◆ **EXERCISE**
Your answer must consist solely of the number of lines that contain the word "large".
## Start EXCERPTED DATA
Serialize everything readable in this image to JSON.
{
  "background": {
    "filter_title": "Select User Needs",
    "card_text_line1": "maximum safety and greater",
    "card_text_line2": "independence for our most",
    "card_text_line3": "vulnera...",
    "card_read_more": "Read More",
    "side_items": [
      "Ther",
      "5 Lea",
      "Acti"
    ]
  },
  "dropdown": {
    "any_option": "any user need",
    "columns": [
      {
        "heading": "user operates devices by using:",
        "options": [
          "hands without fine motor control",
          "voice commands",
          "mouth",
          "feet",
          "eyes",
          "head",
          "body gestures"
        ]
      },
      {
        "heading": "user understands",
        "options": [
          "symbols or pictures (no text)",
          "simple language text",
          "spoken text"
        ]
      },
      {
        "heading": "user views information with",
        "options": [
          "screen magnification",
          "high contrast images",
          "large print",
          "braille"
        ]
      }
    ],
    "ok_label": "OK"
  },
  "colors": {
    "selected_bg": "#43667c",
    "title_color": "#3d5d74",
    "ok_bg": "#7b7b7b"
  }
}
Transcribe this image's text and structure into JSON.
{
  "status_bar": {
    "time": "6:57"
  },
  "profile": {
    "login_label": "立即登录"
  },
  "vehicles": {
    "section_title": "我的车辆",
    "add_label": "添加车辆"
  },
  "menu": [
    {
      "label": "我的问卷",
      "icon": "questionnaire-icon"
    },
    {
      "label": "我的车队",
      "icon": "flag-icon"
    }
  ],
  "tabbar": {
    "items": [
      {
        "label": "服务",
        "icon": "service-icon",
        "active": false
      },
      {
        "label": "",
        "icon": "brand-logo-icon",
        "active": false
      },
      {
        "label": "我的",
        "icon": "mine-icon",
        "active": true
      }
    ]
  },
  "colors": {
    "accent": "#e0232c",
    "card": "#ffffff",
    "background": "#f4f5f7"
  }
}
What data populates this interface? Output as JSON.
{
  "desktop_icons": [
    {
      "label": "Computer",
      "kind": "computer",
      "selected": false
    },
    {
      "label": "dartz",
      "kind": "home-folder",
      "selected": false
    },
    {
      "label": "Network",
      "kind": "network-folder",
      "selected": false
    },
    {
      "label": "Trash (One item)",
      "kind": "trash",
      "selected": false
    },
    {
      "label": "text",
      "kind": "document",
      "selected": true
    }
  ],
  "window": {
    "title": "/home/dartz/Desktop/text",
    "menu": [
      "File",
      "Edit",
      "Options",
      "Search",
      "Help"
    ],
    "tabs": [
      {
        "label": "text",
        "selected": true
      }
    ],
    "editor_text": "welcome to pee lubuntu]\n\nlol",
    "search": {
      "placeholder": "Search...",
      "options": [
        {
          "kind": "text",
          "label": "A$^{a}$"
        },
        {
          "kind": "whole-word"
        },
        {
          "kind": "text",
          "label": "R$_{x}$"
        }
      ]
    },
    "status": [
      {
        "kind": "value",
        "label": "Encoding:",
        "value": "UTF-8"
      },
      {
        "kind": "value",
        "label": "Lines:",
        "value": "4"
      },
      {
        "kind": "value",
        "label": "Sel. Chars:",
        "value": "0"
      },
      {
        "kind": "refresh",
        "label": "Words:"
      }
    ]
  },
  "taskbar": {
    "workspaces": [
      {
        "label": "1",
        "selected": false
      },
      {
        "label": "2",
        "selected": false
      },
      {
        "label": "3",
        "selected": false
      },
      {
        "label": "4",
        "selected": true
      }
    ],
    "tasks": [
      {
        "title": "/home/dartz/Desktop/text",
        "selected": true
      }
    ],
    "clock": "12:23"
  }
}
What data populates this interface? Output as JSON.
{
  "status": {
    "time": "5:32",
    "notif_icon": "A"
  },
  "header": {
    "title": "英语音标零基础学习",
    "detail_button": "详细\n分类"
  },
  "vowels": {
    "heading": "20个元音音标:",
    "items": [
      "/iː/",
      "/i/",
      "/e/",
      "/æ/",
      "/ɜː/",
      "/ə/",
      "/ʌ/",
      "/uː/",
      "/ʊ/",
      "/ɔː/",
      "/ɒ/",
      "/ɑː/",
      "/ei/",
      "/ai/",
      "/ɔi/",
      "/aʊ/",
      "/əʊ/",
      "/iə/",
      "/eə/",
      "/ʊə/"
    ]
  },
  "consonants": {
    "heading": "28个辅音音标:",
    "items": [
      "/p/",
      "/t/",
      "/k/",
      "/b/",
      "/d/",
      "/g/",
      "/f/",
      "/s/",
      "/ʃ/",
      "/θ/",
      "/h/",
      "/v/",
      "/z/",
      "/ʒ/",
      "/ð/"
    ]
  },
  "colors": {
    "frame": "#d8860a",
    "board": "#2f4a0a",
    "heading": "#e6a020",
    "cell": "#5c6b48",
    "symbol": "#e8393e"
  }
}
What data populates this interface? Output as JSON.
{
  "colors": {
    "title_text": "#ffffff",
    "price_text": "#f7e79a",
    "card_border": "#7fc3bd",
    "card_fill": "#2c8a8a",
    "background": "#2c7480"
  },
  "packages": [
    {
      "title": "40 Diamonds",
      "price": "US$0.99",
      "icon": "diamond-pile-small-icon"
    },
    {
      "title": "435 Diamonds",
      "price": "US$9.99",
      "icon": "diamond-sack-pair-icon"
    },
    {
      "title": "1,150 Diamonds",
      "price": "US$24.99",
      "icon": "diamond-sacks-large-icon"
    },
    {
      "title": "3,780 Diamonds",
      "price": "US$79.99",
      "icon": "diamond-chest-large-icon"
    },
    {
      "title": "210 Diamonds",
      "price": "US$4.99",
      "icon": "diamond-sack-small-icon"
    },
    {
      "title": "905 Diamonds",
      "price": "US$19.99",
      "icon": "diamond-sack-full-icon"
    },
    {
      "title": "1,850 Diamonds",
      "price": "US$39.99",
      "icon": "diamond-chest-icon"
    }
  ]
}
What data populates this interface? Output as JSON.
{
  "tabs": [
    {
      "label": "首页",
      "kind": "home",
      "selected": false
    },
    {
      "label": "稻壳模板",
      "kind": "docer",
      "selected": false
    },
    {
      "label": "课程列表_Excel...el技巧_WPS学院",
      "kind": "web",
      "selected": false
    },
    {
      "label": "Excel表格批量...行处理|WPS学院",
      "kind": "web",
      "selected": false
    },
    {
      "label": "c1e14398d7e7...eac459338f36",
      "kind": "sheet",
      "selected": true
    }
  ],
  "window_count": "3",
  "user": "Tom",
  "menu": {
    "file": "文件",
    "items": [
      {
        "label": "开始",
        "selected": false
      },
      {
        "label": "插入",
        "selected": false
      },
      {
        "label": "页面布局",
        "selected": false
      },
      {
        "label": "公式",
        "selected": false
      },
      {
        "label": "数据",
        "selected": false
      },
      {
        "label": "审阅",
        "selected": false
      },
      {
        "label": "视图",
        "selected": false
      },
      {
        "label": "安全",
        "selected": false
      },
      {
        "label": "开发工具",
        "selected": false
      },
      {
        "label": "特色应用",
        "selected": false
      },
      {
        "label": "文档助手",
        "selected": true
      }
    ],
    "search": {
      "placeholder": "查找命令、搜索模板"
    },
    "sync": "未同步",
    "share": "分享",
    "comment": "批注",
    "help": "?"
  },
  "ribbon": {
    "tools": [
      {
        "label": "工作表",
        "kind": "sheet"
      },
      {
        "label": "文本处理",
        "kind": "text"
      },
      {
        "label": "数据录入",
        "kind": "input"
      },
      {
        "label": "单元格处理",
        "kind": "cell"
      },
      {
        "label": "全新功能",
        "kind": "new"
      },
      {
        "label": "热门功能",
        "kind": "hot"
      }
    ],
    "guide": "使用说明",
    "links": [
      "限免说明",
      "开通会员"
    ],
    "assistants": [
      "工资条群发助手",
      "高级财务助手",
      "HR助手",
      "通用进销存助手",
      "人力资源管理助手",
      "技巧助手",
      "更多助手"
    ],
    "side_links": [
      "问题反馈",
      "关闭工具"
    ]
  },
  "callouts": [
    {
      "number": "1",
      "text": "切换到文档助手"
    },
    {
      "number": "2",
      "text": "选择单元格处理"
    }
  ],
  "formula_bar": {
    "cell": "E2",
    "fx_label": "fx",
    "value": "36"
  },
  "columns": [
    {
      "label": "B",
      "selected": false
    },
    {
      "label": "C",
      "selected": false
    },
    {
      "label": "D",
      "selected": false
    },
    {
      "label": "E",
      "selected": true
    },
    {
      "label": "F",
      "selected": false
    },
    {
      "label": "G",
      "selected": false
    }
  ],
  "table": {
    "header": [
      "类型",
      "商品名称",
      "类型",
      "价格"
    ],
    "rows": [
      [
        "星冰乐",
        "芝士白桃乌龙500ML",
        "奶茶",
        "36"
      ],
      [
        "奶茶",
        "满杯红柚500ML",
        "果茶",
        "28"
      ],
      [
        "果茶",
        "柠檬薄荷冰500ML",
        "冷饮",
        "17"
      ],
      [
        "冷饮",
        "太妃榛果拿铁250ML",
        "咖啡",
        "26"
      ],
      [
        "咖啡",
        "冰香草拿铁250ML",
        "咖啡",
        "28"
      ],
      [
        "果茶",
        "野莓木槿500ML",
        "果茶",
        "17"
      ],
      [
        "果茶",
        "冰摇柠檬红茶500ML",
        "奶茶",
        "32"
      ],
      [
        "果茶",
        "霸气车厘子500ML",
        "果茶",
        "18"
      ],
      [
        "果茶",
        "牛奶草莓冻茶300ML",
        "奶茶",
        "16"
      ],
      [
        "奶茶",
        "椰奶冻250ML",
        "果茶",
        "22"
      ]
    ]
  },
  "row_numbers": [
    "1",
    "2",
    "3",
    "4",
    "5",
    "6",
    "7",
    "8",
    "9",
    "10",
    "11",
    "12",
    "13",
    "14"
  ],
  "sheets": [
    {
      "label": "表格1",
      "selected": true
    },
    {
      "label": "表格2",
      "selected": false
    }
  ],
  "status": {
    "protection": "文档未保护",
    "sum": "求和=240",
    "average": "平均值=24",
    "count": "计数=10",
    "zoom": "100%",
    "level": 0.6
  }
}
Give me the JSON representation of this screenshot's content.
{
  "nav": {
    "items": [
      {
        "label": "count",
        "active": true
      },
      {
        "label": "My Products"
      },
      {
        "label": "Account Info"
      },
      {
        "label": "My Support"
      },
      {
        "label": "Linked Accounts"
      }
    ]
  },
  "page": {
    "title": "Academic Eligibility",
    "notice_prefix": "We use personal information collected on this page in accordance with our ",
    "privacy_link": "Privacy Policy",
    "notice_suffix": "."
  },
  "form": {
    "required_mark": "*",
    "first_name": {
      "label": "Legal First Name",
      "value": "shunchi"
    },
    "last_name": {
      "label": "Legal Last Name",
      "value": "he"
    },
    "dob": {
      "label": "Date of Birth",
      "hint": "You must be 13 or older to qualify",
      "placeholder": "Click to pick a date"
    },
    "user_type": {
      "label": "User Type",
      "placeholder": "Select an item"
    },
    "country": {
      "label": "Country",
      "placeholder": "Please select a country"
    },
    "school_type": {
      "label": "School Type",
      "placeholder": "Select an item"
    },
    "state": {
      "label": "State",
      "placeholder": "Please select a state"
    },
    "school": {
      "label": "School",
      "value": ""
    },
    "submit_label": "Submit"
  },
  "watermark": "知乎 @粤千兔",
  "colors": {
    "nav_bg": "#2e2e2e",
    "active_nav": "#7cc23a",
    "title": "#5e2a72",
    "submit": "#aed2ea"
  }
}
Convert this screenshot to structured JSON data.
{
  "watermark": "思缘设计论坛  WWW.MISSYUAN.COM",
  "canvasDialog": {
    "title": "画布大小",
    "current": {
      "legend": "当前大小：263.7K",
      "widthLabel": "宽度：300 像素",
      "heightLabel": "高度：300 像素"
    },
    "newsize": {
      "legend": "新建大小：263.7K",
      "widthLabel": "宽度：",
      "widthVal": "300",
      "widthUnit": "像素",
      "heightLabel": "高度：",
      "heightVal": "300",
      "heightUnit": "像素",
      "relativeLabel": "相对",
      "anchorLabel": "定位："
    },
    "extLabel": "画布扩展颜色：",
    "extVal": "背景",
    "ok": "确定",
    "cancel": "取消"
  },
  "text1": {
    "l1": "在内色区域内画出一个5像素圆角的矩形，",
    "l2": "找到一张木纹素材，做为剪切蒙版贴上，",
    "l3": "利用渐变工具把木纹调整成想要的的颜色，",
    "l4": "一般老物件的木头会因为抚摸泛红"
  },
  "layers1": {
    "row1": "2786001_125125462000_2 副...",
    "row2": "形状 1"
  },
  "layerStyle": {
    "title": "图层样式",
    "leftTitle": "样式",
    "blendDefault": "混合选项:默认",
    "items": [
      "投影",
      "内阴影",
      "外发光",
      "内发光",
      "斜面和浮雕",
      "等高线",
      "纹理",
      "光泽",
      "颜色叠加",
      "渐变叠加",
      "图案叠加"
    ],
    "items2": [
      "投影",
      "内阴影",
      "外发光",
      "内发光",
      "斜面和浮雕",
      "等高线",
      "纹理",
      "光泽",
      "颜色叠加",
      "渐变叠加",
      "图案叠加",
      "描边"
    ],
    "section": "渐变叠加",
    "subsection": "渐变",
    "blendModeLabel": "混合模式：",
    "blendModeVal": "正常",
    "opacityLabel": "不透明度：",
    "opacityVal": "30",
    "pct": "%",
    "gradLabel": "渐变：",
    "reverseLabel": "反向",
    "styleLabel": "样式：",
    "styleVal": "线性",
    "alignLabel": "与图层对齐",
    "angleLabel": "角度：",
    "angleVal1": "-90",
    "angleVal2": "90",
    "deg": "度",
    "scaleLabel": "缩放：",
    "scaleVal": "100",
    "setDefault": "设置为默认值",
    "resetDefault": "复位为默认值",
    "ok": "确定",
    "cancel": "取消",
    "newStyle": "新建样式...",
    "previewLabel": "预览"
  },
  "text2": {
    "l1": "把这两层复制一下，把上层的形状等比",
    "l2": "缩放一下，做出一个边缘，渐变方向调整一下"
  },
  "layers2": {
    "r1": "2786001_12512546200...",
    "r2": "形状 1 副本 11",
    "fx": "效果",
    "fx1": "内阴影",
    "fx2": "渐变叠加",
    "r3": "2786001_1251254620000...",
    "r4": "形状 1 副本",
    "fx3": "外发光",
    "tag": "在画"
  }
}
## End EXCERPTED DATA
◆ **FULL ANSWER**
3